AIM OF THE EXERCISE
Keep the pictures out and restate every record exactly.

[Excerpts from a figure dataset]
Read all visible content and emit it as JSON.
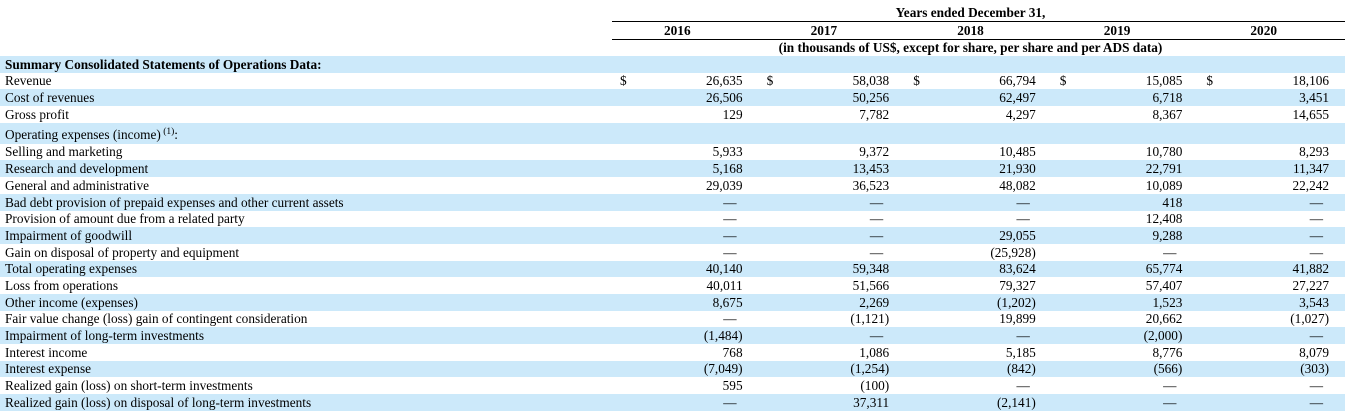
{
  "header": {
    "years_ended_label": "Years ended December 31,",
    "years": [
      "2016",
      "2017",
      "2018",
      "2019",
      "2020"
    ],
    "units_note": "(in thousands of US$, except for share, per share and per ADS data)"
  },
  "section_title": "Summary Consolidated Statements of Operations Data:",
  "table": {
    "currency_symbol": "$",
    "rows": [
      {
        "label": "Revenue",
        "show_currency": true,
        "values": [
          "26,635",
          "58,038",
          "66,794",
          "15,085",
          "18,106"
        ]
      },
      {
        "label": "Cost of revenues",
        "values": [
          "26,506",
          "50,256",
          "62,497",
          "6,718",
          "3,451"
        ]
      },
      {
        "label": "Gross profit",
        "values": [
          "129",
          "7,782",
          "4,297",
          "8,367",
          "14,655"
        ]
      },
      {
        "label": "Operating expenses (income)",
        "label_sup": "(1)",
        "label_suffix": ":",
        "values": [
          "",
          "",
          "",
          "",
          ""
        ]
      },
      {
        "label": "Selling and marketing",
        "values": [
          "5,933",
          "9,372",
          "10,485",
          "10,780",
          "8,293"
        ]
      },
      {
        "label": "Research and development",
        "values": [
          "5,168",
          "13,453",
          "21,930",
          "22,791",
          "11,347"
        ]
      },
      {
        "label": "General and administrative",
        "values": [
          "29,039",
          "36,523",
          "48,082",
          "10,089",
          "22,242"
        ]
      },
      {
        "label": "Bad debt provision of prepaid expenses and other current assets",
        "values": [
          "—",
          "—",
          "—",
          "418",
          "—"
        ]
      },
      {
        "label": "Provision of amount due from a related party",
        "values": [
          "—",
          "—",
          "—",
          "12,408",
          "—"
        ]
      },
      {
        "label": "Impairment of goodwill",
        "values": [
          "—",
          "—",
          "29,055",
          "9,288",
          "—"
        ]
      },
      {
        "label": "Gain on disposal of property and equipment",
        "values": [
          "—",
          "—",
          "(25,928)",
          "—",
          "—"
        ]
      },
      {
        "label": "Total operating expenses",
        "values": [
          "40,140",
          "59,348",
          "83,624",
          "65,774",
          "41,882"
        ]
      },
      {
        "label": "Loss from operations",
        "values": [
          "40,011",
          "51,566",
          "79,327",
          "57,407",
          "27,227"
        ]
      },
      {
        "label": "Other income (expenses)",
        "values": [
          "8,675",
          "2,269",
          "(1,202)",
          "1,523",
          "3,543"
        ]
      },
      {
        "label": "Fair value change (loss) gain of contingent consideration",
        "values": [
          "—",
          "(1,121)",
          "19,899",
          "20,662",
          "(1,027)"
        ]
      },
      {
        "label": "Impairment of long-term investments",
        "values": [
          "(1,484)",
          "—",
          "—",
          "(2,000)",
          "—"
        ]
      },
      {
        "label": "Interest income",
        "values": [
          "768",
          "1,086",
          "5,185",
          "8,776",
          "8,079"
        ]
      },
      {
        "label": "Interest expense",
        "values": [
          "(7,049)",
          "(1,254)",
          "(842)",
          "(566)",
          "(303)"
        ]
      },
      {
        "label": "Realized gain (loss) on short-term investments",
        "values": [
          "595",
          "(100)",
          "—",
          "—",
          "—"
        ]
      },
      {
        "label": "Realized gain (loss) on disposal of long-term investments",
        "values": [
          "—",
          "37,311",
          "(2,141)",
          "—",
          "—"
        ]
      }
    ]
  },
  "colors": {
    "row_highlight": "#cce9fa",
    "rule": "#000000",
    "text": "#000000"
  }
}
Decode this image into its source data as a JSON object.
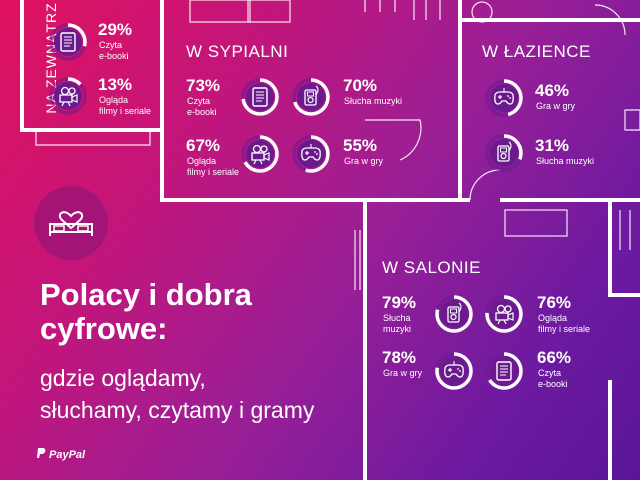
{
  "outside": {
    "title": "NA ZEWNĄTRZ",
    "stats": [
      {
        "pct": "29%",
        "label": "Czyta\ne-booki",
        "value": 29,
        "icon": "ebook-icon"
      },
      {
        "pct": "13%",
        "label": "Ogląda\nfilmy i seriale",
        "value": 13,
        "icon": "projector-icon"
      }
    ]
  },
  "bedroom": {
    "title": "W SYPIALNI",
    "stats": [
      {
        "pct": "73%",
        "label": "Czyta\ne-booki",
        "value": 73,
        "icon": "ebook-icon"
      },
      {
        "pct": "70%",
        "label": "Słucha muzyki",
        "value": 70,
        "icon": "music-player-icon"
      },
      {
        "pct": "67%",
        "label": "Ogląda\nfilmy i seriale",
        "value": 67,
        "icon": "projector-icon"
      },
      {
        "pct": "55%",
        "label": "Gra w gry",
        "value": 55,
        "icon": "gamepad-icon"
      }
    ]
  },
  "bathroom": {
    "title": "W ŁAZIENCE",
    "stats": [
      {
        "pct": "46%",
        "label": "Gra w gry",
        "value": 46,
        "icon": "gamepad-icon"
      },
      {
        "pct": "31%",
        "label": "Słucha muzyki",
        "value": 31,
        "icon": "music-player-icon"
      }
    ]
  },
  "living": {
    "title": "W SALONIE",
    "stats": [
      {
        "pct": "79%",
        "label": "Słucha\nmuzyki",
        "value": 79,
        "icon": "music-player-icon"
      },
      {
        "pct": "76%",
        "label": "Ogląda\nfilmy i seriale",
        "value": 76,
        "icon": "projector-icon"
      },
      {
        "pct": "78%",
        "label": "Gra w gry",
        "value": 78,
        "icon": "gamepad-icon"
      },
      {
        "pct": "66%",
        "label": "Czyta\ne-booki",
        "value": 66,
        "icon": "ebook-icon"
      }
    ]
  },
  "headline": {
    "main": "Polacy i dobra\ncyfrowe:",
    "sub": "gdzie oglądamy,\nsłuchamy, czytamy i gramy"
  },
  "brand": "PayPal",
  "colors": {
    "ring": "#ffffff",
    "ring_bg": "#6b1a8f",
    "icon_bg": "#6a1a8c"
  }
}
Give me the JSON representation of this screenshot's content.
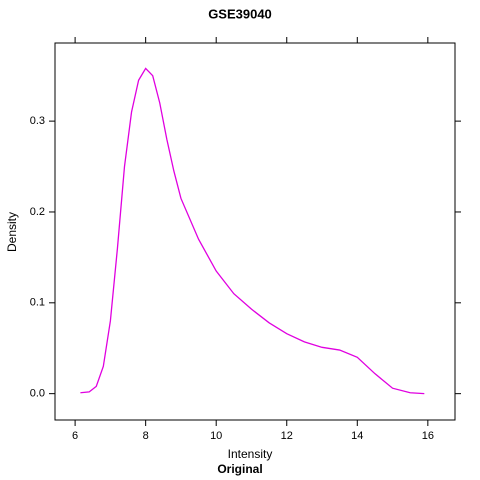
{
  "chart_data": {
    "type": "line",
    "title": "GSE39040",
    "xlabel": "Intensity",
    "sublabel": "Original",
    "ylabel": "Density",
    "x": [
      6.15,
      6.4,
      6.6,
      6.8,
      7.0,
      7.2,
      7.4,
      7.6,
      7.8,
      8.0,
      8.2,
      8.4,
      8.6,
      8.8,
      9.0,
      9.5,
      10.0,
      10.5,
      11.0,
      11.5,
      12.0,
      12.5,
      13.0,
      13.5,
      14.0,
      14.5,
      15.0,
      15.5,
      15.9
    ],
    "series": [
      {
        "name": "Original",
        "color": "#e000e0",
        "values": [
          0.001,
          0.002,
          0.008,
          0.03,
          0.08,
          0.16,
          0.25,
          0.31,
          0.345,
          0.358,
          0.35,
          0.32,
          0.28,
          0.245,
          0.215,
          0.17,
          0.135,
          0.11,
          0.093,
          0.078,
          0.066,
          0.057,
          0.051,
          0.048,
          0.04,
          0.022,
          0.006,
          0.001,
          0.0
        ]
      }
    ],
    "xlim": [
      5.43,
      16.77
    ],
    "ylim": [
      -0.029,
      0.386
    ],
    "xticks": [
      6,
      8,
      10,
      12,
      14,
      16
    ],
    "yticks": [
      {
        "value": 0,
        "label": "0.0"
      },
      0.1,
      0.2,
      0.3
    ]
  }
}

PROBLEM SOLUTION
Read all visible content and emit it as JSON.
{
  "header": {
    "years_ended_label": "Years ended December 31,",
    "years": [
      "2016",
      "2017",
      "2018",
      "2019",
      "2020"
    ],
    "units_note": "(in thousands of US$, except for share, per share and per ADS data)"
  },
  "section_title": "Summary Consolidated Statements of Operations Data:",
  "table": {
    "currency_symbol": "$",
    "rows": [
      {
        "label": "Revenue",
        "show_currency": true,
        "values": [
          "26,635",
          "58,038",
          "66,794",
          "15,085",
          "18,106"
        ]
      },
      {
        "label": "Cost of revenues",
        "values": [
          "26,506",
          "50,256",
          "62,497",
          "6,718",
          "3,451"
        ]
      },
      {
        "label": "Gross profit",
        "values": [
          "129",
          "7,782",
          "4,297",
          "8,367",
          "14,655"
        ]
      },
      {
        "label": "Operating expenses (income)",
        "label_sup": "(1)",
        "label_suffix": ":",
        "values": [
          "",
          "",
          "",
          "",
          ""
        ]
      },
      {
        "label": "Selling and marketing",
        "values": [
          "5,933",
          "9,372",
          "10,485",
          "10,780",
          "8,293"
        ]
      },
      {
        "label": "Research and development",
        "values": [
          "5,168",
          "13,453",
          "21,930",
          "22,791",
          "11,347"
        ]
      },
      {
        "label": "General and administrative",
        "values": [
          "29,039",
          "36,523",
          "48,082",
          "10,089",
          "22,242"
        ]
      },
      {
        "label": "Bad debt provision of prepaid expenses and other current assets",
        "values": [
          "—",
          "—",
          "—",
          "418",
          "—"
        ]
      },
      {
        "label": "Provision of amount due from a related party",
        "values": [
          "—",
          "—",
          "—",
          "12,408",
          "—"
        ]
      },
      {
        "label": "Impairment of goodwill",
        "values": [
          "—",
          "—",
          "29,055",
          "9,288",
          "—"
        ]
      },
      {
        "label": "Gain on disposal of property and equipment",
        "values": [
          "—",
          "—",
          "(25,928)",
          "—",
          "—"
        ]
      },
      {
        "label": "Total operating expenses",
        "values": [
          "40,140",
          "59,348",
          "83,624",
          "65,774",
          "41,882"
        ]
      },
      {
        "label": "Loss from operations",
        "values": [
          "40,011",
          "51,566",
          "79,327",
          "57,407",
          "27,227"
        ]
      },
      {
        "label": "Other income (expenses)",
        "values": [
          "8,675",
          "2,269",
          "(1,202)",
          "1,523",
          "3,543"
        ]
      },
      {
        "label": "Fair value change (loss) gain of contingent consideration",
        "values": [
          "—",
          "(1,121)",
          "19,899",
          "20,662",
          "(1,027)"
        ]
      },
      {
        "label": "Impairment of long-term investments",
        "values": [
          "(1,484)",
          "—",
          "—",
          "(2,000)",
          "—"
        ]
      },
      {
        "label": "Interest income",
        "values": [
          "768",
          "1,086",
          "5,185",
          "8,776",
          "8,079"
        ]
      },
      {
        "label": "Interest expense",
        "values": [
          "(7,049)",
          "(1,254)",
          "(842)",
          "(566)",
          "(303)"
        ]
      },
      {
        "label": "Realized gain (loss) on short-term investments",
        "values": [
          "595",
          "(100)",
          "—",
          "—",
          "—"
        ]
      },
      {
        "label": "Realized gain (loss) on disposal of long-term investments",
        "values": [
          "—",
          "37,311",
          "(2,141)",
          "—",
          "—"
        ]
      }
    ]
  },
  "colors": {
    "row_highlight": "#cce9fa",
    "rule": "#000000",
    "text": "#000000"
  }
}
Decode this image into its source data as a JSON object.
{
  "outside": {
    "title": "NA ZEWNĄTRZ",
    "stats": [
      {
        "pct": "29%",
        "label": "Czyta\ne-booki",
        "value": 29,
        "icon": "ebook-icon"
      },
      {
        "pct": "13%",
        "label": "Ogląda\nfilmy i seriale",
        "value": 13,
        "icon": "projector-icon"
      }
    ]
  },
  "bedroom": {
    "title": "W SYPIALNI",
    "stats": [
      {
        "pct": "73%",
        "label": "Czyta\ne-booki",
        "value": 73,
        "icon": "ebook-icon"
      },
      {
        "pct": "70%",
        "label": "Słucha muzyki",
        "value": 70,
        "icon": "music-player-icon"
      },
      {
        "pct": "67%",
        "label": "Ogląda\nfilmy i seriale",
        "value": 67,
        "icon": "projector-icon"
      },
      {
        "pct": "55%",
        "label": "Gra w gry",
        "value": 55,
        "icon": "gamepad-icon"
      }
    ]
  },
  "bathroom": {
    "title": "W ŁAZIENCE",
    "stats": [
      {
        "pct": "46%",
        "label": "Gra w gry",
        "value": 46,
        "icon": "gamepad-icon"
      },
      {
        "pct": "31%",
        "label": "Słucha muzyki",
        "value": 31,
        "icon": "music-player-icon"
      }
    ]
  },
  "living": {
    "title": "W SALONIE",
    "stats": [
      {
        "pct": "79%",
        "label": "Słucha\nmuzyki",
        "value": 79,
        "icon": "music-player-icon"
      },
      {
        "pct": "76%",
        "label": "Ogląda\nfilmy i seriale",
        "value": 76,
        "icon": "projector-icon"
      },
      {
        "pct": "78%",
        "label": "Gra w gry",
        "value": 78,
        "icon": "gamepad-icon"
      },
      {
        "pct": "66%",
        "label": "Czyta\ne-booki",
        "value": 66,
        "icon": "ebook-icon"
      }
    ]
  },
  "headline": {
    "main": "Polacy i dobra\ncyfrowe:",
    "sub": "gdzie oglądamy,\nsłuchamy, czytamy i gramy"
  },
  "brand": "PayPal",
  "colors": {
    "ring": "#ffffff",
    "ring_bg": "#6b1a8f",
    "icon_bg": "#6a1a8c"
  }
}
Give me the JSON representation of this screenshot's content.
{
  "chart_data": {
    "type": "line",
    "title": "GSE39040",
    "xlabel": "Intensity",
    "sublabel": "Original",
    "ylabel": "Density",
    "x": [
      6.15,
      6.4,
      6.6,
      6.8,
      7.0,
      7.2,
      7.4,
      7.6,
      7.8,
      8.0,
      8.2,
      8.4,
      8.6,
      8.8,
      9.0,
      9.5,
      10.0,
      10.5,
      11.0,
      11.5,
      12.0,
      12.5,
      13.0,
      13.5,
      14.0,
      14.5,
      15.0,
      15.5,
      15.9
    ],
    "series": [
      {
        "name": "Original",
        "color": "#e000e0",
        "values": [
          0.001,
          0.002,
          0.008,
          0.03,
          0.08,
          0.16,
          0.25,
          0.31,
          0.345,
          0.358,
          0.35,
          0.32,
          0.28,
          0.245,
          0.215,
          0.17,
          0.135,
          0.11,
          0.093,
          0.078,
          0.066,
          0.057,
          0.051,
          0.048,
          0.04,
          0.022,
          0.006,
          0.001,
          0.0
        ]
      }
    ],
    "xlim": [
      5.43,
      16.77
    ],
    "ylim": [
      -0.029,
      0.386
    ],
    "xticks": [
      6,
      8,
      10,
      12,
      14,
      16
    ],
    "yticks": [
      {
        "value": 0,
        "label": "0.0"
      },
      0.1,
      0.2,
      0.3
    ]
  }
}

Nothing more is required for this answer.